> **Exercise description**
Write the data below out exactly as it stands. Do not include the pictures.

(Data entries)

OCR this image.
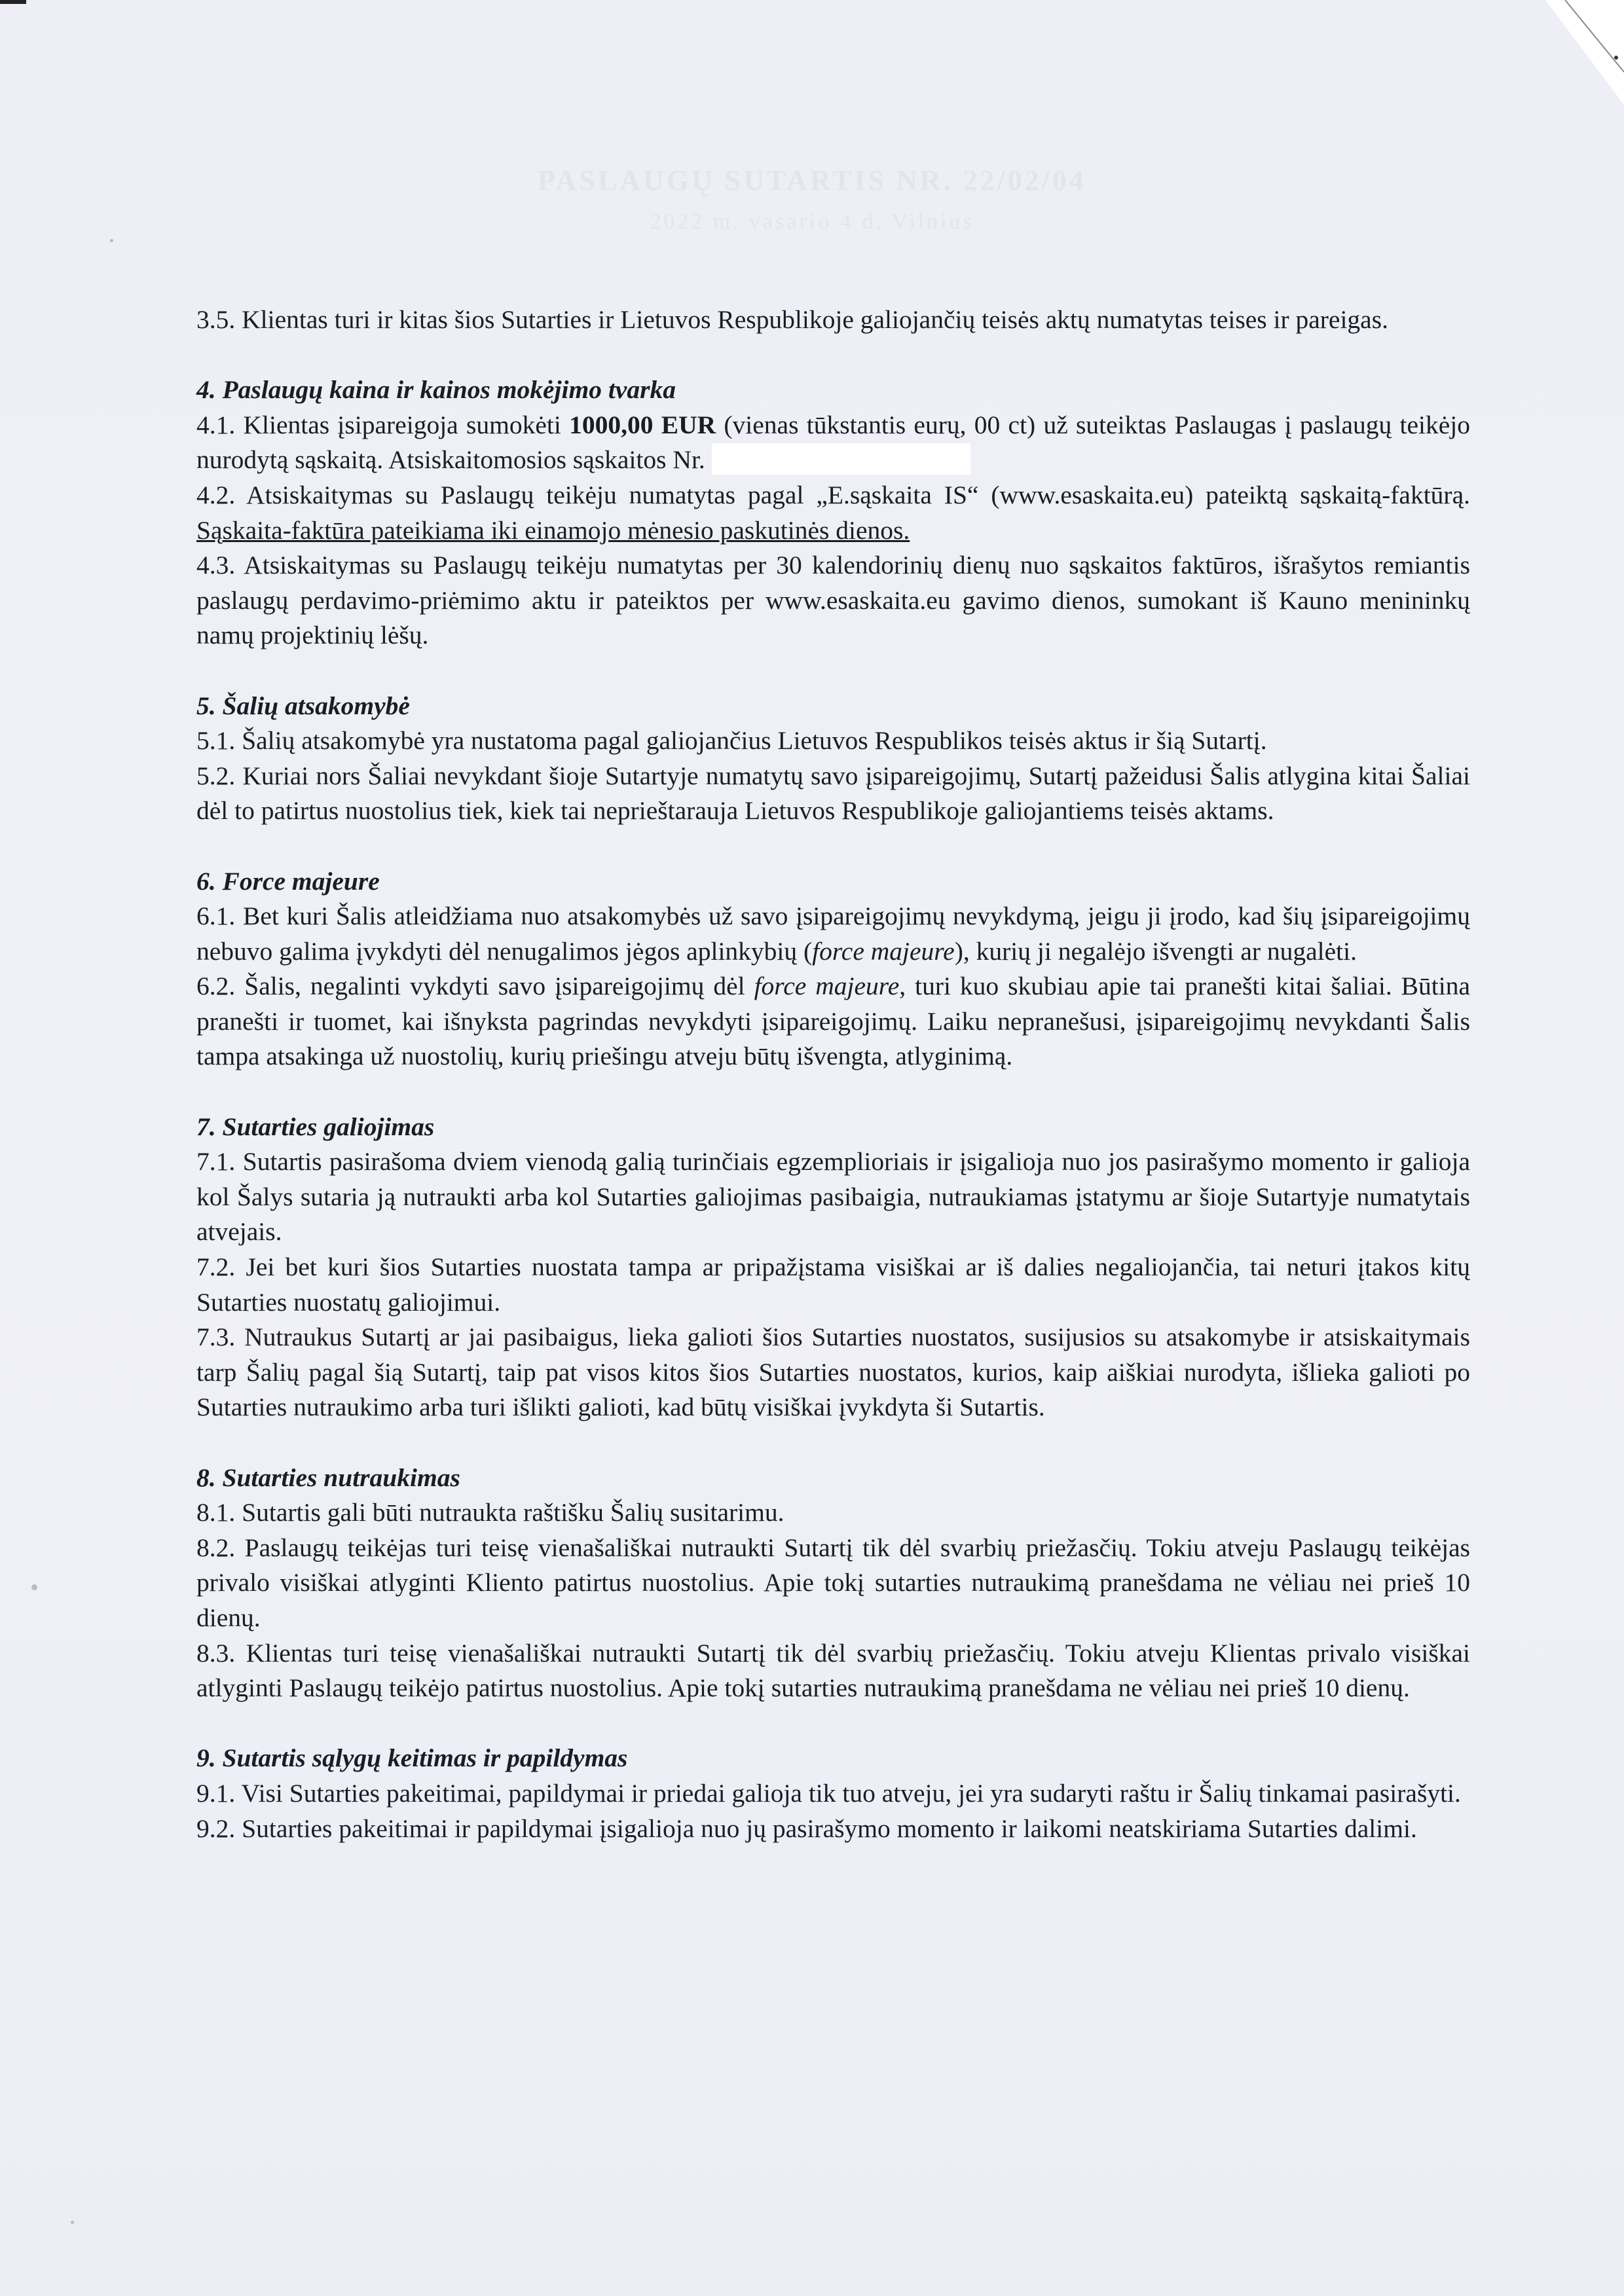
PASLAUGŲ SUTARTIS NR. 22/02/04
2022 m. vasario 4 d. Vilnius

3.5. Klientas turi ir kitas šios Sutarties ir Lietuvos Respublikoje galiojančių teisės aktų numatytas teises ir pareigas.

4. Paslaugų kaina ir kainos mokėjimo tvarka

4.1. Klientas įsipareigoja sumokėti 1000,00 EUR (vienas tūkstantis eurų, 00 ct) už suteiktas Paslaugas į paslaugų teikėjo nurodytą sąskaitą. Atsiskaitomosios sąskaitos Nr.

4.2. Atsiskaitymas su Paslaugų teikėju numatytas pagal „E.sąskaita IS“ (www.esaskaita.eu) pateiktą sąskaitą-faktūrą. Sąskaita-faktūra pateikiama iki einamojo mėnesio paskutinės dienos.

4.3. Atsiskaitymas su Paslaugų teikėju numatytas per 30 kalendorinių dienų nuo sąskaitos faktūros, išrašytos remiantis paslaugų perdavimo-priėmimo aktu ir pateiktos per www.esaskaita.eu gavimo dienos, sumokant iš Kauno menininkų namų projektinių lėšų.

5. Šalių atsakomybė

5.1. Šalių atsakomybė yra nustatoma pagal galiojančius Lietuvos Respublikos teisės aktus ir šią Sutartį.

5.2. Kuriai nors Šaliai nevykdant šioje Sutartyje numatytų savo įsipareigojimų, Sutartį pažeidusi Šalis atlygina kitai Šaliai dėl to patirtus nuostolius tiek, kiek tai neprieštarauja Lietuvos Respublikoje galiojantiems teisės aktams.

6. Force majeure

6.1. Bet kuri Šalis atleidžiama nuo atsakomybės už savo įsipareigojimų nevykdymą, jeigu ji įrodo, kad šių įsipareigojimų nebuvo galima įvykdyti dėl nenugalimos jėgos aplinkybių (force majeure), kurių ji negalėjo išvengti ar nugalėti.

6.2. Šalis, negalinti vykdyti savo įsipareigojimų dėl force majeure, turi kuo skubiau apie tai pranešti kitai šaliai. Būtina pranešti ir tuomet, kai išnyksta pagrindas nevykdyti įsipareigojimų. Laiku nepranešusi, įsipareigojimų nevykdanti Šalis tampa atsakinga už nuostolių, kurių priešingu atveju būtų išvengta, atlyginimą.

7. Sutarties galiojimas

7.1. Sutartis pasirašoma dviem vienodą galią turinčiais egzemplioriais ir įsigalioja nuo jos pasirašymo momento ir galioja kol Šalys sutaria ją nutraukti arba kol Sutarties galiojimas pasibaigia, nutraukiamas įstatymu ar šioje Sutartyje numatytais atvejais.

7.2. Jei bet kuri šios Sutarties nuostata tampa ar pripažįstama visiškai ar iš dalies negaliojančia, tai neturi įtakos kitų Sutarties nuostatų galiojimui.

7.3. Nutraukus Sutartį ar jai pasibaigus, lieka galioti šios Sutarties nuostatos, susijusios su atsakomybe ir atsiskaitymais tarp Šalių pagal šią Sutartį, taip pat visos kitos šios Sutarties nuostatos, kurios, kaip aiškiai nurodyta, išlieka galioti po Sutarties nutraukimo arba turi išlikti galioti, kad būtų visiškai įvykdyta ši Sutartis.

8. Sutarties nutraukimas

8.1. Sutartis gali būti nutraukta raštišku Šalių susitarimu.

8.2. Paslaugų teikėjas turi teisę vienašališkai nutraukti Sutartį tik dėl svarbių priežasčių. Tokiu atveju Paslaugų teikėjas privalo visiškai atlyginti Kliento patirtus nuostolius. Apie tokį sutarties nutraukimą pranešdama ne vėliau nei prieš 10 dienų.

8.3. Klientas turi teisę vienašališkai nutraukti Sutartį tik dėl svarbių priežasčių. Tokiu atveju Klientas privalo visiškai atlyginti Paslaugų teikėjo patirtus nuostolius. Apie tokį sutarties nutraukimą pranešdama ne vėliau nei prieš 10 dienų.

9. Sutartis sąlygų keitimas ir papildymas

9.1. Visi Sutarties pakeitimai, papildymai ir priedai galioja tik tuo atveju, jei yra sudaryti raštu ir Šalių tinkamai pasirašyti.

9.2. Sutarties pakeitimai ir papildymai įsigalioja nuo jų pasirašymo momento ir laikomi neatskiriama Sutarties dalimi.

> **Answer to this problem**
OCR this image.
PASLAUGŲ SUTARTIS NR. 22/02/04
2022 m. vasario 4 d. Vilnius

3.5. Klientas turi ir kitas šios Sutarties ir Lietuvos Respublikoje galiojančių teisės aktų numatytas teises ir pareigas.

4. Paslaugų kaina ir kainos mokėjimo tvarka

4.1. Klientas įsipareigoja sumokėti 1000,00 EUR (vienas tūkstantis eurų, 00 ct) už suteiktas Paslaugas į paslaugų teikėjo nurodytą sąskaitą. Atsiskaitomosios sąskaitos Nr.

4.2. Atsiskaitymas su Paslaugų teikėju numatytas pagal „E.sąskaita IS“ (www.esaskaita.eu) pateiktą sąskaitą-faktūrą. Sąskaita-faktūra pateikiama iki einamojo mėnesio paskutinės dienos.

4.3. Atsiskaitymas su Paslaugų teikėju numatytas per 30 kalendorinių dienų nuo sąskaitos faktūros, išrašytos remiantis paslaugų perdavimo-priėmimo aktu ir pateiktos per www.esaskaita.eu gavimo dienos, sumokant iš Kauno menininkų namų projektinių lėšų.

5. Šalių atsakomybė

5.1. Šalių atsakomybė yra nustatoma pagal galiojančius Lietuvos Respublikos teisės aktus ir šią Sutartį.

5.2. Kuriai nors Šaliai nevykdant šioje Sutartyje numatytų savo įsipareigojimų, Sutartį pažeidusi Šalis atlygina kitai Šaliai dėl to patirtus nuostolius tiek, kiek tai neprieštarauja Lietuvos Respublikoje galiojantiems teisės aktams.

6. Force majeure

6.1. Bet kuri Šalis atleidžiama nuo atsakomybės už savo įsipareigojimų nevykdymą, jeigu ji įrodo, kad šių įsipareigojimų nebuvo galima įvykdyti dėl nenugalimos jėgos aplinkybių (force majeure), kurių ji negalėjo išvengti ar nugalėti.

6.2. Šalis, negalinti vykdyti savo įsipareigojimų dėl force majeure, turi kuo skubiau apie tai pranešti kitai šaliai. Būtina pranešti ir tuomet, kai išnyksta pagrindas nevykdyti įsipareigojimų. Laiku nepranešusi, įsipareigojimų nevykdanti Šalis tampa atsakinga už nuostolių, kurių priešingu atveju būtų išvengta, atlyginimą.

7. Sutarties galiojimas

7.1. Sutartis pasirašoma dviem vienodą galią turinčiais egzemplioriais ir įsigalioja nuo jos pasirašymo momento ir galioja kol Šalys sutaria ją nutraukti arba kol Sutarties galiojimas pasibaigia, nutraukiamas įstatymu ar šioje Sutartyje numatytais atvejais.

7.2. Jei bet kuri šios Sutarties nuostata tampa ar pripažįstama visiškai ar iš dalies negaliojančia, tai neturi įtakos kitų Sutarties nuostatų galiojimui.

7.3. Nutraukus Sutartį ar jai pasibaigus, lieka galioti šios Sutarties nuostatos, susijusios su atsakomybe ir atsiskaitymais tarp Šalių pagal šią Sutartį, taip pat visos kitos šios Sutarties nuostatos, kurios, kaip aiškiai nurodyta, išlieka galioti po Sutarties nutraukimo arba turi išlikti galioti, kad būtų visiškai įvykdyta ši Sutartis.

8. Sutarties nutraukimas

8.1. Sutartis gali būti nutraukta raštišku Šalių susitarimu.

8.2. Paslaugų teikėjas turi teisę vienašališkai nutraukti Sutartį tik dėl svarbių priežasčių. Tokiu atveju Paslaugų teikėjas privalo visiškai atlyginti Kliento patirtus nuostolius. Apie tokį sutarties nutraukimą pranešdama ne vėliau nei prieš 10 dienų.

8.3. Klientas turi teisę vienašališkai nutraukti Sutartį tik dėl svarbių priežasčių. Tokiu atveju Klientas privalo visiškai atlyginti Paslaugų teikėjo patirtus nuostolius. Apie tokį sutarties nutraukimą pranešdama ne vėliau nei prieš 10 dienų.

9. Sutartis sąlygų keitimas ir papildymas

9.1. Visi Sutarties pakeitimai, papildymai ir priedai galioja tik tuo atveju, jei yra sudaryti raštu ir Šalių tinkamai pasirašyti.

9.2. Sutarties pakeitimai ir papildymai įsigalioja nuo jų pasirašymo momento ir laikomi neatskiriama Sutarties dalimi.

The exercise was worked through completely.